## GIVEN REQUEST
Give the records back in full, exactly as they read.

## DATA EXCERPTS
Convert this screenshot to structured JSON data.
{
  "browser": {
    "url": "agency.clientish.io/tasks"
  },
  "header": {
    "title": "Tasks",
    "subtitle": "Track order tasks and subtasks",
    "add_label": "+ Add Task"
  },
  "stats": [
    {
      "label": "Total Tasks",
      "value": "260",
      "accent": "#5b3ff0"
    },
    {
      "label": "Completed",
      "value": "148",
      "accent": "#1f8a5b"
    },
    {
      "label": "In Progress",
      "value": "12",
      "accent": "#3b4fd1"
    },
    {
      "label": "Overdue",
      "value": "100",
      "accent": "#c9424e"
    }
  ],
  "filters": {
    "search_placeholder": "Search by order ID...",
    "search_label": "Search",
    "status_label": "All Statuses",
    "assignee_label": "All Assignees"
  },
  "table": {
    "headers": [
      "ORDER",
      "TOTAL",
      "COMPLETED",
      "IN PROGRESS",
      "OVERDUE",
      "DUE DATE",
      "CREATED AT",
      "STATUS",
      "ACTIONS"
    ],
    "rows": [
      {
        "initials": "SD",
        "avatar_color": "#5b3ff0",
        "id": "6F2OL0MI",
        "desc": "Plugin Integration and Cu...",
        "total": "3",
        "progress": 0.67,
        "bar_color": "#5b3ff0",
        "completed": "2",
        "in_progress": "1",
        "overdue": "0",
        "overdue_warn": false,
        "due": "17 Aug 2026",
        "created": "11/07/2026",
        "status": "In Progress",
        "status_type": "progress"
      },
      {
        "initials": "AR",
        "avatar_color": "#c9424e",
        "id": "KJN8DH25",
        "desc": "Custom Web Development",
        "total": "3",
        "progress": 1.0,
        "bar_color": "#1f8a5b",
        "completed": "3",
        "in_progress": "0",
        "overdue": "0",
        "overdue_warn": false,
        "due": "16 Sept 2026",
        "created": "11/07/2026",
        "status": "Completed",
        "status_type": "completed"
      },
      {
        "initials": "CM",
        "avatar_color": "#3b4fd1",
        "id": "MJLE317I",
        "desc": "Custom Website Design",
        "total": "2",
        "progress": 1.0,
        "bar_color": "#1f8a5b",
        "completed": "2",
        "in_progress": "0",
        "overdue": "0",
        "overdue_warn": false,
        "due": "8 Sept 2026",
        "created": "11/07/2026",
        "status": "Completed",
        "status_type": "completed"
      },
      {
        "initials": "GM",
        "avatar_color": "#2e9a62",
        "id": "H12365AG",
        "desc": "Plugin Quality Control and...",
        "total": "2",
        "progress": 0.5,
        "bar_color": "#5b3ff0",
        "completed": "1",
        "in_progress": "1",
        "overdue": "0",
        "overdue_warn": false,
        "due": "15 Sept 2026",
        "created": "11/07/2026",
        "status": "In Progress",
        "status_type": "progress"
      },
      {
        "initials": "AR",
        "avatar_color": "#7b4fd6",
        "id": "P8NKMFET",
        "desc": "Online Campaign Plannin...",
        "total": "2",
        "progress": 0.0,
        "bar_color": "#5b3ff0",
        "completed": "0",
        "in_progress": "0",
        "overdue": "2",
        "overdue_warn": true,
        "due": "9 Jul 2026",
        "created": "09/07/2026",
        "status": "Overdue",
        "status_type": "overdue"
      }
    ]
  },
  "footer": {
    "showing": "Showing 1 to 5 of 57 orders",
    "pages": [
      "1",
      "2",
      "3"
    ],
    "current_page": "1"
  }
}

## WORKED ANSWER
Convert this screenshot to structured JSON data.
{
  "browser": {
    "url": "agency.clientish.io/tasks"
  },
  "header": {
    "title": "Tasks",
    "subtitle": "Track order tasks and subtasks",
    "add_label": "+ Add Task"
  },
  "stats": [
    {
      "label": "Total Tasks",
      "value": "260",
      "accent": "#5b3ff0"
    },
    {
      "label": "Completed",
      "value": "148",
      "accent": "#1f8a5b"
    },
    {
      "label": "In Progress",
      "value": "12",
      "accent": "#3b4fd1"
    },
    {
      "label": "Overdue",
      "value": "100",
      "accent": "#c9424e"
    }
  ],
  "filters": {
    "search_placeholder": "Search by order ID...",
    "search_label": "Search",
    "status_label": "All Statuses",
    "assignee_label": "All Assignees"
  },
  "table": {
    "headers": [
      "ORDER",
      "TOTAL",
      "COMPLETED",
      "IN PROGRESS",
      "OVERDUE",
      "DUE DATE",
      "CREATED AT",
      "STATUS",
      "ACTIONS"
    ],
    "rows": [
      {
        "initials": "SD",
        "avatar_color": "#5b3ff0",
        "id": "6F2OL0MI",
        "desc": "Plugin Integration and Cu...",
        "total": "3",
        "progress": 0.67,
        "bar_color": "#5b3ff0",
        "completed": "2",
        "in_progress": "1",
        "overdue": "0",
        "overdue_warn": false,
        "due": "17 Aug 2026",
        "created": "11/07/2026",
        "status": "In Progress",
        "status_type": "progress"
      },
      {
        "initials": "AR",
        "avatar_color": "#c9424e",
        "id": "KJN8DH25",
        "desc": "Custom Web Development",
        "total": "3",
        "progress": 1.0,
        "bar_color": "#1f8a5b",
        "completed": "3",
        "in_progress": "0",
        "overdue": "0",
        "overdue_warn": false,
        "due": "16 Sept 2026",
        "created": "11/07/2026",
        "status": "Completed",
        "status_type": "completed"
      },
      {
        "initials": "CM",
        "avatar_color": "#3b4fd1",
        "id": "MJLE317I",
        "desc": "Custom Website Design",
        "total": "2",
        "progress": 1.0,
        "bar_color": "#1f8a5b",
        "completed": "2",
        "in_progress": "0",
        "overdue": "0",
        "overdue_warn": false,
        "due": "8 Sept 2026",
        "created": "11/07/2026",
        "status": "Completed",
        "status_type": "completed"
      },
      {
        "initials": "GM",
        "avatar_color": "#2e9a62",
        "id": "H12365AG",
        "desc": "Plugin Quality Control and...",
        "total": "2",
        "progress": 0.5,
        "bar_color": "#5b3ff0",
        "completed": "1",
        "in_progress": "1",
        "overdue": "0",
        "overdue_warn": false,
        "due": "15 Sept 2026",
        "created": "11/07/2026",
        "status": "In Progress",
        "status_type": "progress"
      },
      {
        "initials": "AR",
        "avatar_color": "#7b4fd6",
        "id": "P8NKMFET",
        "desc": "Online Campaign Plannin...",
        "total": "2",
        "progress": 0.0,
        "bar_color": "#5b3ff0",
        "completed": "0",
        "in_progress": "0",
        "overdue": "2",
        "overdue_warn": true,
        "due": "9 Jul 2026",
        "created": "09/07/2026",
        "status": "Overdue",
        "status_type": "overdue"
      }
    ]
  },
  "footer": {
    "showing": "Showing 1 to 5 of 57 orders",
    "pages": [
      "1",
      "2",
      "3"
    ],
    "current_page": "1"
  }
}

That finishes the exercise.